[Records with labeled boxes]
○ ○ ○

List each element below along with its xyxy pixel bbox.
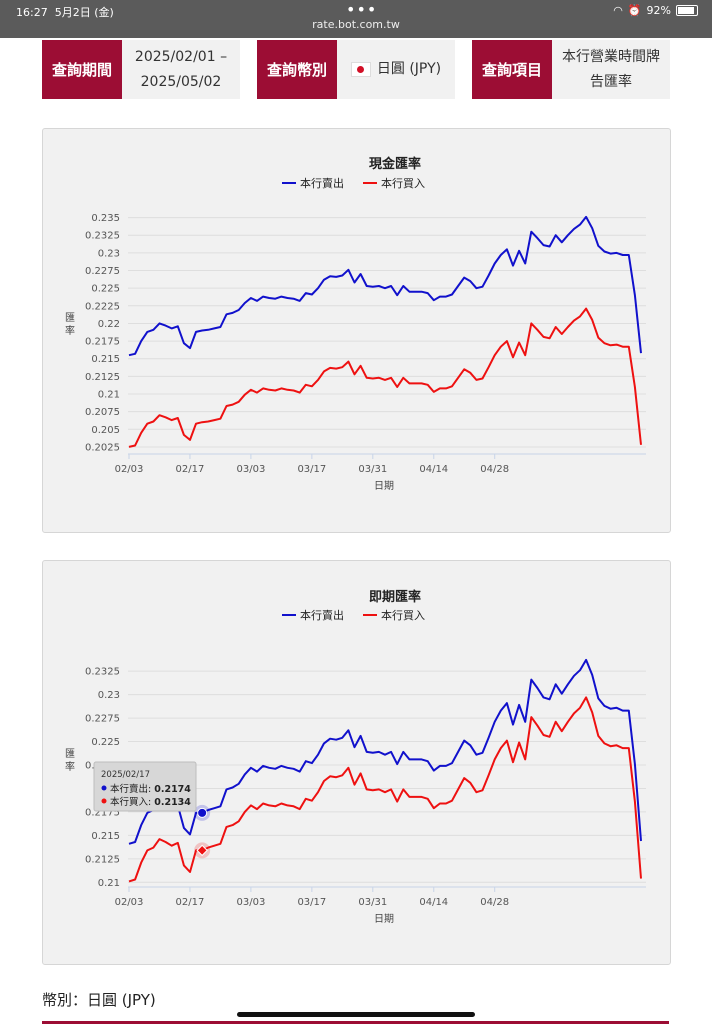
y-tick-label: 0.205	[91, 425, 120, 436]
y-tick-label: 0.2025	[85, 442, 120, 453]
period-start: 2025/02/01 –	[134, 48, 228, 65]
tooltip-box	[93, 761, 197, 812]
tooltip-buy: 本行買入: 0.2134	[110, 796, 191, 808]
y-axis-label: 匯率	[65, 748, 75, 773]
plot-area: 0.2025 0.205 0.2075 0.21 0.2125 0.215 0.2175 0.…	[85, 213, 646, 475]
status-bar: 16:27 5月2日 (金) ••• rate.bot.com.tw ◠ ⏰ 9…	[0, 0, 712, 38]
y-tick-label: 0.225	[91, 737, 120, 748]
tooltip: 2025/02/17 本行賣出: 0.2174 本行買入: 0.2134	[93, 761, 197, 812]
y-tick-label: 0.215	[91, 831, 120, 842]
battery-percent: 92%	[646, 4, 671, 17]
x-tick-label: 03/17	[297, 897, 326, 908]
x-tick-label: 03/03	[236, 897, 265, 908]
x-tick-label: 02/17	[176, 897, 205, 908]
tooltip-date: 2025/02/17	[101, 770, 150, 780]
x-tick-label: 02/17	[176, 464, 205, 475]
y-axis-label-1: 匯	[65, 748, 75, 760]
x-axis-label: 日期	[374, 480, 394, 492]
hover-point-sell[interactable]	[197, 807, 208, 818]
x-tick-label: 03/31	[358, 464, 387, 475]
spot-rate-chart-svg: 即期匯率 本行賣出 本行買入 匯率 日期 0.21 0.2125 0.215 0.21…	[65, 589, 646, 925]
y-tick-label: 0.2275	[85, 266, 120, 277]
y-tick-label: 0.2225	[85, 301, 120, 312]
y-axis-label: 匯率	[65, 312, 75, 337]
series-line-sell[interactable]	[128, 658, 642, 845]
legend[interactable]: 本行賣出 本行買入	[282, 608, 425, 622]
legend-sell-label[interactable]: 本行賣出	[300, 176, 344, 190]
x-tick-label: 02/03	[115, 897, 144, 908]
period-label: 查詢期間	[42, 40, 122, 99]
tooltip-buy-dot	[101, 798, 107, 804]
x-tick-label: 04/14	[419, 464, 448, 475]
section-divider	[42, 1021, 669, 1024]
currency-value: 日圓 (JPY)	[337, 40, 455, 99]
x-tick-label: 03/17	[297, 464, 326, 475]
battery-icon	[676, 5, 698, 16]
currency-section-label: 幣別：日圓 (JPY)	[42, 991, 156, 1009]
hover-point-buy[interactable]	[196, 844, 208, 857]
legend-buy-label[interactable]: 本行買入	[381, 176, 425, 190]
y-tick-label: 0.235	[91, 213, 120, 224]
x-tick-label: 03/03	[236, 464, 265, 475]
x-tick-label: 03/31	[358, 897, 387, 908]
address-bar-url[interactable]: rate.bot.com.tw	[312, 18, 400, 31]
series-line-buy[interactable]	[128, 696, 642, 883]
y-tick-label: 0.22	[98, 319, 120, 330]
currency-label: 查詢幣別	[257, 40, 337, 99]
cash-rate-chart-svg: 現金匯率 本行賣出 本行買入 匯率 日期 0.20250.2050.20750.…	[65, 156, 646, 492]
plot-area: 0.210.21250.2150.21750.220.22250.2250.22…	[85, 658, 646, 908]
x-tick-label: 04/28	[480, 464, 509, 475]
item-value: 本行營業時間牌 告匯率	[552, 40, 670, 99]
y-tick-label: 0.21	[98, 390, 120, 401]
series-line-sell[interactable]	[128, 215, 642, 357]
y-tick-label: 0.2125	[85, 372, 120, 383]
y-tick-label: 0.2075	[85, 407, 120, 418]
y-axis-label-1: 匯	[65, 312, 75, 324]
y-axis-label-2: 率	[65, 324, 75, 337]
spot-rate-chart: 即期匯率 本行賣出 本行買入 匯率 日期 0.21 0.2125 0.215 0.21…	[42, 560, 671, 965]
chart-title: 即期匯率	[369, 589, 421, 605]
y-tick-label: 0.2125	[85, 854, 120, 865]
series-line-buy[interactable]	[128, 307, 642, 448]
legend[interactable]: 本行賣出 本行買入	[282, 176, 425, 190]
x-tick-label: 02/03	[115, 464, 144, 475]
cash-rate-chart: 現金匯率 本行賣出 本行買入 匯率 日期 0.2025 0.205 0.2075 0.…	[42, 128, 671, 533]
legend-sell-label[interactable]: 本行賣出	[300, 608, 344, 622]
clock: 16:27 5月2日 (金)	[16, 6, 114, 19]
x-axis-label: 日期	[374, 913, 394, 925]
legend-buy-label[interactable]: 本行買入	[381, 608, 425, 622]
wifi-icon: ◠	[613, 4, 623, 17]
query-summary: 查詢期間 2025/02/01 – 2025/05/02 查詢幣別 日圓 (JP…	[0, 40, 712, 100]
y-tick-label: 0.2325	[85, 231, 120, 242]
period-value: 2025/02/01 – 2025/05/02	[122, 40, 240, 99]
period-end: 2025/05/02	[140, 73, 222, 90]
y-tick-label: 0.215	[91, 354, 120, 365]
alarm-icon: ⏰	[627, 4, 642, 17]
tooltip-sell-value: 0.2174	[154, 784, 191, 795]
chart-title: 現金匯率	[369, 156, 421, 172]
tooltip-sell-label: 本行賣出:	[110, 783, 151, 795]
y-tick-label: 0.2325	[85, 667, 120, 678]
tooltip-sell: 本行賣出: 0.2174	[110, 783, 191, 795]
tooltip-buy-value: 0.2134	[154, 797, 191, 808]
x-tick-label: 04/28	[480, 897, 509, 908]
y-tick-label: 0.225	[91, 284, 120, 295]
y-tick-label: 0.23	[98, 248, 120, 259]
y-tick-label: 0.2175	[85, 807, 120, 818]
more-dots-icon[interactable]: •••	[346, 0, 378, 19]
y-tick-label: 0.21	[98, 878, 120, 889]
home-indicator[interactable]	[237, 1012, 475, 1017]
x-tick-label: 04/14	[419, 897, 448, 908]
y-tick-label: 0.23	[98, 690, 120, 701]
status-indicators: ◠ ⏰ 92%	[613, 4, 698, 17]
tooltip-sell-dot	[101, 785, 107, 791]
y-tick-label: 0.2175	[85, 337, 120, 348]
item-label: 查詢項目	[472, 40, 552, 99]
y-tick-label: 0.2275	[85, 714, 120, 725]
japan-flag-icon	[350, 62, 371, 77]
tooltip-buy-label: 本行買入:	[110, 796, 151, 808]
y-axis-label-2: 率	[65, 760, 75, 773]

○ ○ ○

| Stated problem |
Gather every line of the records above that contains the string "axis", and copy each such line in full.

| Result |
y-axis-label: 匯率	[65, 748, 75, 773]
y-axis-label-1: 匯	[65, 748, 75, 760]
x-axis-label: 日期	[374, 480, 394, 492]
y-axis-label: 匯率	[65, 312, 75, 337]
y-axis-label-1: 匯	[65, 312, 75, 324]
y-axis-label-2: 率	[65, 324, 75, 337]
x-axis-label: 日期	[374, 913, 394, 925]
y-axis-label-2: 率	[65, 760, 75, 773]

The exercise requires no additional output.